• _RECORD EXCERPTS_
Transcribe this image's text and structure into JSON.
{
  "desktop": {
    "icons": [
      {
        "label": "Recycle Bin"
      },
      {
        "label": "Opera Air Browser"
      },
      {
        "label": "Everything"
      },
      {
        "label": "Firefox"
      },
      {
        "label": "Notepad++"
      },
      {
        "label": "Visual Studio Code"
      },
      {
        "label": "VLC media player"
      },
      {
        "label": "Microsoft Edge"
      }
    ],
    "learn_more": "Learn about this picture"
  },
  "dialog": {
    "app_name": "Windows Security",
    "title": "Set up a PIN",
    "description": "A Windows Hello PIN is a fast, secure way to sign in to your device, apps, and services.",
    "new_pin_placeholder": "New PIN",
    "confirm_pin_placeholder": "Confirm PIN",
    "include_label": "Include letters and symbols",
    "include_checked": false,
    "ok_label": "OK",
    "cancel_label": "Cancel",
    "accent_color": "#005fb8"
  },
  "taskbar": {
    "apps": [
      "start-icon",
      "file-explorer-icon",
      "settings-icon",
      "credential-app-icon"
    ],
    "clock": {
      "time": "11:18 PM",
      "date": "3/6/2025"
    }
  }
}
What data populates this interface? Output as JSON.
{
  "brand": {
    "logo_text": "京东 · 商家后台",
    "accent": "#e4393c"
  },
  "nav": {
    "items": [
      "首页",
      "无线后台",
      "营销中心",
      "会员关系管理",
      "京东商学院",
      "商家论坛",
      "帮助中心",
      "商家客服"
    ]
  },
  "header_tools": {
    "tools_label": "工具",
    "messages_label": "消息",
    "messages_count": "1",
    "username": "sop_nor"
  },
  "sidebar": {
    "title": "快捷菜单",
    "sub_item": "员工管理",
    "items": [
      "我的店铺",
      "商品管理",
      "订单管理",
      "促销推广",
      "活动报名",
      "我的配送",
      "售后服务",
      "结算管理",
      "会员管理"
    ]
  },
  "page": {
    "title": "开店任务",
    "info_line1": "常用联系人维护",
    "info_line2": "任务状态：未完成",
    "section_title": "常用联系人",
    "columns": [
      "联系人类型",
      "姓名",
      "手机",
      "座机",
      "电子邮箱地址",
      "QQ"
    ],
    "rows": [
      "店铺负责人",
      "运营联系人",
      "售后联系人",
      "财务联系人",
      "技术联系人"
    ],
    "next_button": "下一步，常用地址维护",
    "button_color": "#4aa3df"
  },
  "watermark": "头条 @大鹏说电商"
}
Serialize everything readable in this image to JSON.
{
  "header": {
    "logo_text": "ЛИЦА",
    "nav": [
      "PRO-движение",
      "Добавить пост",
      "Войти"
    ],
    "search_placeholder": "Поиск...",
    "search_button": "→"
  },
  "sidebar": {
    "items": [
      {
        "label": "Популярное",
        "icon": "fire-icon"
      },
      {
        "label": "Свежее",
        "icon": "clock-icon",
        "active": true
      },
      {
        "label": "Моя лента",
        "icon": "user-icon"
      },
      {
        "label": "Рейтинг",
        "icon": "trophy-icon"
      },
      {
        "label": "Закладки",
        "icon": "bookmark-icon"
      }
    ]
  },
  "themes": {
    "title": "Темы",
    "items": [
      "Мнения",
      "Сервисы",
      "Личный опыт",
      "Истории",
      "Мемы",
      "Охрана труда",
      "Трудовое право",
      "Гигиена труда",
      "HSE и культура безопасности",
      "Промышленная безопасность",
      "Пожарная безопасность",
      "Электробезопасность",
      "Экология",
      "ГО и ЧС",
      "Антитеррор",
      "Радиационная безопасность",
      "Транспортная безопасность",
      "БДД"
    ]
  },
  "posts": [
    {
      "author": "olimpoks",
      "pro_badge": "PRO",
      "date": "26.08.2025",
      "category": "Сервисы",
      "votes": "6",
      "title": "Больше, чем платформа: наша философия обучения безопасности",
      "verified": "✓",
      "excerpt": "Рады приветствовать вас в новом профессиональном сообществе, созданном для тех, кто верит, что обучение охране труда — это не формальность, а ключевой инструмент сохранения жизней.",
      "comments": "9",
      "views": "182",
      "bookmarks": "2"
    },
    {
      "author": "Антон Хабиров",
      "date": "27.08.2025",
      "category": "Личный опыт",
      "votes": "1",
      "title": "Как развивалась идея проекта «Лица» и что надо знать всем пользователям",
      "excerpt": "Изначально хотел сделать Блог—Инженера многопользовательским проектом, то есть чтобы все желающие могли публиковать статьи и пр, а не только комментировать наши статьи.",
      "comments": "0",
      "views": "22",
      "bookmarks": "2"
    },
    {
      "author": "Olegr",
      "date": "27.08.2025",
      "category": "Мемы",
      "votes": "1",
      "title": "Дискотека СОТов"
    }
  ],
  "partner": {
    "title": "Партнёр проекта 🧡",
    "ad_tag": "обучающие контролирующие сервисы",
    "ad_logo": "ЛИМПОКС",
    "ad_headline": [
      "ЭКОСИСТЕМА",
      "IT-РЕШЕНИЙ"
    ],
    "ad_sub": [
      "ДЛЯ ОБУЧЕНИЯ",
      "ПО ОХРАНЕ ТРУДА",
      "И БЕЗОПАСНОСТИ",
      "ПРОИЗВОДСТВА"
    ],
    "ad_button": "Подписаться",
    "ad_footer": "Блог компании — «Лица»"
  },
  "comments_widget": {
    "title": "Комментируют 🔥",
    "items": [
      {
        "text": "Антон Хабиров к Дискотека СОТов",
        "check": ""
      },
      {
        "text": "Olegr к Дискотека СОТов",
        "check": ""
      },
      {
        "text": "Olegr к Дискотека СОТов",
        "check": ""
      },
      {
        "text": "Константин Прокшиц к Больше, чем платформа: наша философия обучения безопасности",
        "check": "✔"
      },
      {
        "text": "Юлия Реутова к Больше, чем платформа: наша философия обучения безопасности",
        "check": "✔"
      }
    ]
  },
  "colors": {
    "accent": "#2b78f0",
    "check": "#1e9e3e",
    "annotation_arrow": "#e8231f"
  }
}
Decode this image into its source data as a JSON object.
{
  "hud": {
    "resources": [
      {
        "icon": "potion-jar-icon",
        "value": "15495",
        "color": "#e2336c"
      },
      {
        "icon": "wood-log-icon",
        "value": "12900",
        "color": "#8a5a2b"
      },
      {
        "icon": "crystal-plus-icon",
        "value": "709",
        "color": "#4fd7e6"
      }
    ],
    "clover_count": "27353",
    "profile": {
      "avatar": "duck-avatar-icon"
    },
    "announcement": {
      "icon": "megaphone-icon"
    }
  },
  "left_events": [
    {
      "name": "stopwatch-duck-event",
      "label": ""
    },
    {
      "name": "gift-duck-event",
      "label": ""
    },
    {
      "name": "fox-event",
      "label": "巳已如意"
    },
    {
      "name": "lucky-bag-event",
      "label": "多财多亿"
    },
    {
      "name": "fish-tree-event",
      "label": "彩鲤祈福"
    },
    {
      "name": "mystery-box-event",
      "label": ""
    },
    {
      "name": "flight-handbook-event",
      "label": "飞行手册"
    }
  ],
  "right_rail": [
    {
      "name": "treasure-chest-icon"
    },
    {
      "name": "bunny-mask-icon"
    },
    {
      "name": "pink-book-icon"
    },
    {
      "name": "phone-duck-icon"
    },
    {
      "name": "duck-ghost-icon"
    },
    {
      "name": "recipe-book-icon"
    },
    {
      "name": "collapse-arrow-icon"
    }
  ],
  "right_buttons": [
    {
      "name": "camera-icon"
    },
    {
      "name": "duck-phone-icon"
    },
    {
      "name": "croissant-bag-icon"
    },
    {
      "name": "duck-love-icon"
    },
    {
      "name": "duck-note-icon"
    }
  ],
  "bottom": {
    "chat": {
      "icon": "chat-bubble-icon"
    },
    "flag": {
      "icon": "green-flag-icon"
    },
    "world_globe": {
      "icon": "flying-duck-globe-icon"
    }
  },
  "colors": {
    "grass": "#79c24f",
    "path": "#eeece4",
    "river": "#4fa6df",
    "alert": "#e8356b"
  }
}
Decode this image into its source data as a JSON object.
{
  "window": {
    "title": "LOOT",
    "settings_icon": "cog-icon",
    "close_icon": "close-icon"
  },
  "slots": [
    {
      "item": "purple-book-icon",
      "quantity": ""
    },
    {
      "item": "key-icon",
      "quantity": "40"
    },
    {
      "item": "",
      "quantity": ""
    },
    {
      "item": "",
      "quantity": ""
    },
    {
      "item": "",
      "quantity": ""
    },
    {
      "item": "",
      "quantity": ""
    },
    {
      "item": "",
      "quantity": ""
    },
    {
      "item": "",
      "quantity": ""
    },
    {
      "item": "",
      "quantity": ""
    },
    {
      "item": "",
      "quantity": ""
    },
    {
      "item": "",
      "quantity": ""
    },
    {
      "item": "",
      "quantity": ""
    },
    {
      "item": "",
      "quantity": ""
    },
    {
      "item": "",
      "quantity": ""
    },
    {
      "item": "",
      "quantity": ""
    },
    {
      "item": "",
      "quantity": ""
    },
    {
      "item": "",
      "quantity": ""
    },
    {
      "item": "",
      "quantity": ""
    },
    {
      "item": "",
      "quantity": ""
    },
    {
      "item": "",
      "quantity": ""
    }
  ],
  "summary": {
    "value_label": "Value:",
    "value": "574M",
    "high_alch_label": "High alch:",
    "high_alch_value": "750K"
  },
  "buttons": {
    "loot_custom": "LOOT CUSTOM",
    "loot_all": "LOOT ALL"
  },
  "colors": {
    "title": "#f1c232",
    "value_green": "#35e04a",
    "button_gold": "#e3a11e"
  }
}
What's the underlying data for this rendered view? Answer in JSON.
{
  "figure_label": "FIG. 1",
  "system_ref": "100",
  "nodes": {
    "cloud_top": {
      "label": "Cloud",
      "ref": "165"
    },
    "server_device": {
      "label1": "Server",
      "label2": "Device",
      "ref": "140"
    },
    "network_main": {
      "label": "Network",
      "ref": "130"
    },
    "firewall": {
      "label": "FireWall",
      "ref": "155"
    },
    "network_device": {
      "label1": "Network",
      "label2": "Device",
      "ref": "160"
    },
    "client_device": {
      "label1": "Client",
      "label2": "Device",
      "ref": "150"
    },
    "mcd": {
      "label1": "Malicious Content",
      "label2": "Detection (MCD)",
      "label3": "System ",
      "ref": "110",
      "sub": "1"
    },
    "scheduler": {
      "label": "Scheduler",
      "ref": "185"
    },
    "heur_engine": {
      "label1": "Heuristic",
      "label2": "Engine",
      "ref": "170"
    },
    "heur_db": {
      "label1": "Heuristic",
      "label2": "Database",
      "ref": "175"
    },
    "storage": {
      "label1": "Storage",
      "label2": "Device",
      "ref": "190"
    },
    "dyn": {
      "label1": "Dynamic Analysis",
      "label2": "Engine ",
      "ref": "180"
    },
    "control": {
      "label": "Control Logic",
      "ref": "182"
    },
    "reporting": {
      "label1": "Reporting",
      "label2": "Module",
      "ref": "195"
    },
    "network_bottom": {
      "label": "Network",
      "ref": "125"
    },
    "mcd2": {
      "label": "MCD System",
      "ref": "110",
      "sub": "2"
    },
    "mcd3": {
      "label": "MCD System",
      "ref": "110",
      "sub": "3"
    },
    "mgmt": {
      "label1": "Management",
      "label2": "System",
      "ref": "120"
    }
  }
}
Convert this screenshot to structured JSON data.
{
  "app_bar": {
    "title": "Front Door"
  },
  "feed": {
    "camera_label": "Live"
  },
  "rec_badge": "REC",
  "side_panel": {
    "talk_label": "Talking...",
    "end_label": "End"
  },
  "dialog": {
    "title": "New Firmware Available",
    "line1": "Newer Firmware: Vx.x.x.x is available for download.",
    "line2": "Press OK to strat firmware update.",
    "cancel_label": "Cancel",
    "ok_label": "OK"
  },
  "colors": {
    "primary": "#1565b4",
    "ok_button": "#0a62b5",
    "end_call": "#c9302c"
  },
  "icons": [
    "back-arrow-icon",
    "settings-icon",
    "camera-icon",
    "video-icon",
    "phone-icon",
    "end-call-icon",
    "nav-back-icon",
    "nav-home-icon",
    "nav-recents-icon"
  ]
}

• _WHAT THIS TASK INVOLVES_
Copy out every line from the one containing "Convert this screenshot" to the end of the material, both ends included.

• _SOLUTION TO THIS TASK_
Convert this screenshot to structured JSON data.
{
  "app_bar": {
    "title": "Front Door"
  },
  "feed": {
    "camera_label": "Live"
  },
  "rec_badge": "REC",
  "side_panel": {
    "talk_label": "Talking...",
    "end_label": "End"
  },
  "dialog": {
    "title": "New Firmware Available",
    "line1": "Newer Firmware: Vx.x.x.x is available for download.",
    "line2": "Press OK to strat firmware update.",
    "cancel_label": "Cancel",
    "ok_label": "OK"
  },
  "colors": {
    "primary": "#1565b4",
    "ok_button": "#0a62b5",
    "end_call": "#c9302c"
  },
  "icons": [
    "back-arrow-icon",
    "settings-icon",
    "camera-icon",
    "video-icon",
    "phone-icon",
    "end-call-icon",
    "nav-back-icon",
    "nav-home-icon",
    "nav-recents-icon"
  ]
}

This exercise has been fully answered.